__Problem requirements__
For every line in the data below that contains "Test", copy the line.

__Material for this task__
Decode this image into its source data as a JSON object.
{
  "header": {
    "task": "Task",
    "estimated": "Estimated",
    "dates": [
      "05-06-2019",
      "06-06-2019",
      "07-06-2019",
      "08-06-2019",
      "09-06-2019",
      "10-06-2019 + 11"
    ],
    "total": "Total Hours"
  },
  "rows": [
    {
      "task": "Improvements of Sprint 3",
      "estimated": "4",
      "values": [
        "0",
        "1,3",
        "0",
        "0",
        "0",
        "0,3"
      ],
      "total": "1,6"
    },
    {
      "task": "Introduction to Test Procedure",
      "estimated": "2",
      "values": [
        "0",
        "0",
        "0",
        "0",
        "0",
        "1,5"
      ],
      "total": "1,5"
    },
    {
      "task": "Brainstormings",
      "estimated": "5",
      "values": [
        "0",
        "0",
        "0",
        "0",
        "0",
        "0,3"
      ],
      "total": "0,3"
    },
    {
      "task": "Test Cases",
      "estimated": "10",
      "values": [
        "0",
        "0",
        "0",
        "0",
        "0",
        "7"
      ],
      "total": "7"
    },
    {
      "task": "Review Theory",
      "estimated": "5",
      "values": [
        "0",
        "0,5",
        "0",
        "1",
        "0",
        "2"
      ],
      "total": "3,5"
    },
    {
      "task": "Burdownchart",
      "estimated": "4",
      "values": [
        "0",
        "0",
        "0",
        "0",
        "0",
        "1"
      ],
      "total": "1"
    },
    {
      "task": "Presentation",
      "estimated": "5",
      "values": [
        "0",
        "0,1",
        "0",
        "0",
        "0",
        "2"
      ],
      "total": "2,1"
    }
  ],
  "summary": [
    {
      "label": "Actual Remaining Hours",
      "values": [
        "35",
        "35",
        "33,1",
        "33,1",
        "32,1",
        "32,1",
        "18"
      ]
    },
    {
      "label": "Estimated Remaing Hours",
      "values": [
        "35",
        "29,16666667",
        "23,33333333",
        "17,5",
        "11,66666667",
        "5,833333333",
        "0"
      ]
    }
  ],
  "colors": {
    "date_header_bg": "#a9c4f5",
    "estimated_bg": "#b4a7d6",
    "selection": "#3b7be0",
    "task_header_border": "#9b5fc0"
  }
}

__Task result__
      "task": "Introduction to Test Procedure",
      "task": "Test Cases",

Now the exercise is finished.